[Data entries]
++++++++++

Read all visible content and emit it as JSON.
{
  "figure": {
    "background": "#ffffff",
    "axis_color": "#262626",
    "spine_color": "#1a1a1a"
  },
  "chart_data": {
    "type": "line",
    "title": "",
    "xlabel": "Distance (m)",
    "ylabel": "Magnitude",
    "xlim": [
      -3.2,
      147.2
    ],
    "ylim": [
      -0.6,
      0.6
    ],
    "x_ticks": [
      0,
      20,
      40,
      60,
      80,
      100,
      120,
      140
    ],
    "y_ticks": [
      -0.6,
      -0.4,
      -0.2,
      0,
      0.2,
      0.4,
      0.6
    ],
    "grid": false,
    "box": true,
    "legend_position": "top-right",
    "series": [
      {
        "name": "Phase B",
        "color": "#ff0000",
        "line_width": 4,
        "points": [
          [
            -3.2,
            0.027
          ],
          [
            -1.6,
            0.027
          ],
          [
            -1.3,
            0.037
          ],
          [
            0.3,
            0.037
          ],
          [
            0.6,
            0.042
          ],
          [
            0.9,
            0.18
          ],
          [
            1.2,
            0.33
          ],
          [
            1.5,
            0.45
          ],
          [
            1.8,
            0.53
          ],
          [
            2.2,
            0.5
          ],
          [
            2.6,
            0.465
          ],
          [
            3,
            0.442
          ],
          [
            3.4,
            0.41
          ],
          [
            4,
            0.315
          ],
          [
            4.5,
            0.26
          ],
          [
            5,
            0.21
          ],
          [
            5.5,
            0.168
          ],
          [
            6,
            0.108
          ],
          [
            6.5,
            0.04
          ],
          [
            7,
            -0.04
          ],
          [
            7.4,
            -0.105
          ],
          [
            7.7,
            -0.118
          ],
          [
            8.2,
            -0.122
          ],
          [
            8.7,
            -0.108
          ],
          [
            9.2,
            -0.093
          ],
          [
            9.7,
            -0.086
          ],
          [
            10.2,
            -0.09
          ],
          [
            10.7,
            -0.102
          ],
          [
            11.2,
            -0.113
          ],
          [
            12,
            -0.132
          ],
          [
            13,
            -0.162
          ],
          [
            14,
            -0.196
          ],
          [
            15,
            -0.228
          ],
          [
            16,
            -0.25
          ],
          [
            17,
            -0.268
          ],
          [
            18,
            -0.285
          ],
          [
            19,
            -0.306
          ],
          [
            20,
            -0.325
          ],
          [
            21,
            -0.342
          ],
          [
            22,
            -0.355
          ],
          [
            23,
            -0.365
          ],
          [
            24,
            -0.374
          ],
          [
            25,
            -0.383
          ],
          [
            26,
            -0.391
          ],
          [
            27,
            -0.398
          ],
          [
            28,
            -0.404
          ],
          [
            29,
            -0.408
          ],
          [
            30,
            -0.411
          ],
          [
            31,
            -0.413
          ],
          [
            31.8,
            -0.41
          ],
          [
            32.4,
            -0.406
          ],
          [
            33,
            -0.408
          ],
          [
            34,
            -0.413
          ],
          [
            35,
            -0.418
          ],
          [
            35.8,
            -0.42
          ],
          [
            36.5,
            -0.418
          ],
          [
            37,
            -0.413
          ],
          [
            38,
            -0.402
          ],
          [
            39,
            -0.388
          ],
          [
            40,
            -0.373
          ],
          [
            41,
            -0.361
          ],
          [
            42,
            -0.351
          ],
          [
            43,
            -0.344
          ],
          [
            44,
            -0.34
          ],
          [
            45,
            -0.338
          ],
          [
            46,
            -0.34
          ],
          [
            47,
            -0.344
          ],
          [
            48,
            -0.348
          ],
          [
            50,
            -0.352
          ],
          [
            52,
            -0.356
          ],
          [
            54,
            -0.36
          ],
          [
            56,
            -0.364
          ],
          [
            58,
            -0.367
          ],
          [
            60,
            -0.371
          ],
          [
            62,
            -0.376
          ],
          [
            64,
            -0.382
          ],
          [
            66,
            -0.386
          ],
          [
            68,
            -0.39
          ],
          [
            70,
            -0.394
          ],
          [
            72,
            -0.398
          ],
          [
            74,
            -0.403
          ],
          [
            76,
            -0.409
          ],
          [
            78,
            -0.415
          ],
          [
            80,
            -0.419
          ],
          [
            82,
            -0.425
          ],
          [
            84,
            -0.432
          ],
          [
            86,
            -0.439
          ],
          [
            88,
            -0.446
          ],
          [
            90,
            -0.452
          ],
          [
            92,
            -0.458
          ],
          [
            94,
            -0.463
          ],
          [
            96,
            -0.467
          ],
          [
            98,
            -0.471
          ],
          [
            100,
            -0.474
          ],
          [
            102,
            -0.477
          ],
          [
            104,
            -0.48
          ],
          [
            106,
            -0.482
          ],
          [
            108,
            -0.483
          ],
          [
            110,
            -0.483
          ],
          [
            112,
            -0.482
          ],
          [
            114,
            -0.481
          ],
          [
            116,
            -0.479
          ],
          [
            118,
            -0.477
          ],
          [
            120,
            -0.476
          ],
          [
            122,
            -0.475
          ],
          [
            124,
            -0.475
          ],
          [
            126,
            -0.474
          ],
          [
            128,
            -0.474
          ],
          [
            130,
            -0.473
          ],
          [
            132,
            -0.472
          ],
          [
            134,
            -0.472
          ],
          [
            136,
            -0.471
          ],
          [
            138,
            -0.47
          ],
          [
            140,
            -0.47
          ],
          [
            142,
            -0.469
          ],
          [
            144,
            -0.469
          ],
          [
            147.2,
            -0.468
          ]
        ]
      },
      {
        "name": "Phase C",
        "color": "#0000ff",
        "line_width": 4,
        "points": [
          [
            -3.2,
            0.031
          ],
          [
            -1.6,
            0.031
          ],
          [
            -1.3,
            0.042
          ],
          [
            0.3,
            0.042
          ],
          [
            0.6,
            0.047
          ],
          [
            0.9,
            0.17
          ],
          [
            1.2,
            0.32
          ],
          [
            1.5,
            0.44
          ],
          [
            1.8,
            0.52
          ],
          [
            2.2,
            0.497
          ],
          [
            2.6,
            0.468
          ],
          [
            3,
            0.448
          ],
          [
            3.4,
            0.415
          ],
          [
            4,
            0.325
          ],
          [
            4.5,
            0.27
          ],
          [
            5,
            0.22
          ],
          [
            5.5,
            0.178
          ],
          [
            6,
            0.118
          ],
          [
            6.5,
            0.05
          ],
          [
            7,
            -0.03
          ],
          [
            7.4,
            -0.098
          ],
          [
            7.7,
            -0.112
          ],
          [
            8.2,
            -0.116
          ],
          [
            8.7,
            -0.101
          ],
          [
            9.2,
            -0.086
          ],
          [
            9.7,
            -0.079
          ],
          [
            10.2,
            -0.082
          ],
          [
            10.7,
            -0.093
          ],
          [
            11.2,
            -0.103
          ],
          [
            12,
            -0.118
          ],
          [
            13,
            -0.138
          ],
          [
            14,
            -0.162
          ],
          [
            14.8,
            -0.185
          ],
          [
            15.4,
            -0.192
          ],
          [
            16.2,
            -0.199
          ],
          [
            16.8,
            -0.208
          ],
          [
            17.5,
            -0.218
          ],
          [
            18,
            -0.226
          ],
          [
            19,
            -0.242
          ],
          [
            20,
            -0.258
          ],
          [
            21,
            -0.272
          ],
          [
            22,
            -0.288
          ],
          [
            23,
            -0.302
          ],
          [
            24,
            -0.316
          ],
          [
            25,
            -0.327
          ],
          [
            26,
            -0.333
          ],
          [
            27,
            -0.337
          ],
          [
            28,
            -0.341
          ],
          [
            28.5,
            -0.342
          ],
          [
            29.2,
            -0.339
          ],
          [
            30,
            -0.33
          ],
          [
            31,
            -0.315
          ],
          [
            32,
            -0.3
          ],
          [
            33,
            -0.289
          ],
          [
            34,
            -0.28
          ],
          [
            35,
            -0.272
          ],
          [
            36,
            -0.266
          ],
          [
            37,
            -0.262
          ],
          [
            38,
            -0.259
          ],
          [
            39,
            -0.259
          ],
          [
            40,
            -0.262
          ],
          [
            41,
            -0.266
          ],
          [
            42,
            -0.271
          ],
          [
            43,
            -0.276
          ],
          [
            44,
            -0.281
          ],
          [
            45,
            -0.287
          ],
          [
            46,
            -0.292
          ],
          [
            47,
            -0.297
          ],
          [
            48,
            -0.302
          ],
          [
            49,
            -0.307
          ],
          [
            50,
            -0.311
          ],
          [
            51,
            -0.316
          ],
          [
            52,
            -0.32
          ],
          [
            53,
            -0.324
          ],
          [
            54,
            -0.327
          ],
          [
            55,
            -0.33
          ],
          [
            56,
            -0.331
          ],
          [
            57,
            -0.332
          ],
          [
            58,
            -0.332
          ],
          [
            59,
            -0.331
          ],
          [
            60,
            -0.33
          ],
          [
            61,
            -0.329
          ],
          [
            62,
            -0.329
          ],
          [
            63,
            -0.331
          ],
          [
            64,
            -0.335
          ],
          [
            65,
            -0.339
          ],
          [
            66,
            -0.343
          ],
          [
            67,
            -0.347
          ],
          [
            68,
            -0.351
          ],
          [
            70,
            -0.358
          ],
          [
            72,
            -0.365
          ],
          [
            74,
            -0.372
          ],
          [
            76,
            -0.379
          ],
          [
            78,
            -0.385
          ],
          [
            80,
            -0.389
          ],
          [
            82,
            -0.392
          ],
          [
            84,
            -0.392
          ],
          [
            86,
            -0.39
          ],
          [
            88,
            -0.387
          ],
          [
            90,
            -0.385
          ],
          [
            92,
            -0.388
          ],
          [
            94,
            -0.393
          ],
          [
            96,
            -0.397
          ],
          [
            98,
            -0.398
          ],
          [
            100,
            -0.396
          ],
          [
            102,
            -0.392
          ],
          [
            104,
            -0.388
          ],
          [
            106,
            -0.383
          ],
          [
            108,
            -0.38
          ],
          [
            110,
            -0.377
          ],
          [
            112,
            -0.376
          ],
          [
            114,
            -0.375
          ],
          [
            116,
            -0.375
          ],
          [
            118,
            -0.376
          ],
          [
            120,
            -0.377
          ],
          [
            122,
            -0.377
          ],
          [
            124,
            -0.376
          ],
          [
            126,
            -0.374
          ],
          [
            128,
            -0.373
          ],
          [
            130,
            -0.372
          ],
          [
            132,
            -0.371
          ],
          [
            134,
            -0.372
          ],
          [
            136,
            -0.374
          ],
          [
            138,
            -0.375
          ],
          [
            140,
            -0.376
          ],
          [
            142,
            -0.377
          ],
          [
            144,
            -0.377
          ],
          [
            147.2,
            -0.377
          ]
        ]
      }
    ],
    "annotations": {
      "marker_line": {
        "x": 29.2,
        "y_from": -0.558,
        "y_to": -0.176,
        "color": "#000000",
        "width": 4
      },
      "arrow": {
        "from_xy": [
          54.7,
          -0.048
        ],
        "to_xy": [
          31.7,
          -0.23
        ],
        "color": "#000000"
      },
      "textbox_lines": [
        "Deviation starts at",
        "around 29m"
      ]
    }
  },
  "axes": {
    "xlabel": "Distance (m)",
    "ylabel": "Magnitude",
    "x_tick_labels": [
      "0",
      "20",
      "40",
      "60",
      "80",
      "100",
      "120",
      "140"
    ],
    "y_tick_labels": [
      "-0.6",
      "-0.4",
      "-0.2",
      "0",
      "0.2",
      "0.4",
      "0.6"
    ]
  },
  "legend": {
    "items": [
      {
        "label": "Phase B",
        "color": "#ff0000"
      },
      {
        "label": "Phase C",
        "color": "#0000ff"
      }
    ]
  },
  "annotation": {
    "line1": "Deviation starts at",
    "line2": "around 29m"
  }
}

++++++++++

Written exercise
Pick out every line of the listing containing the word "starts", and show those lines.

Result of the exercise
        "Deviation starts at",
    "line1": "Deviation starts at",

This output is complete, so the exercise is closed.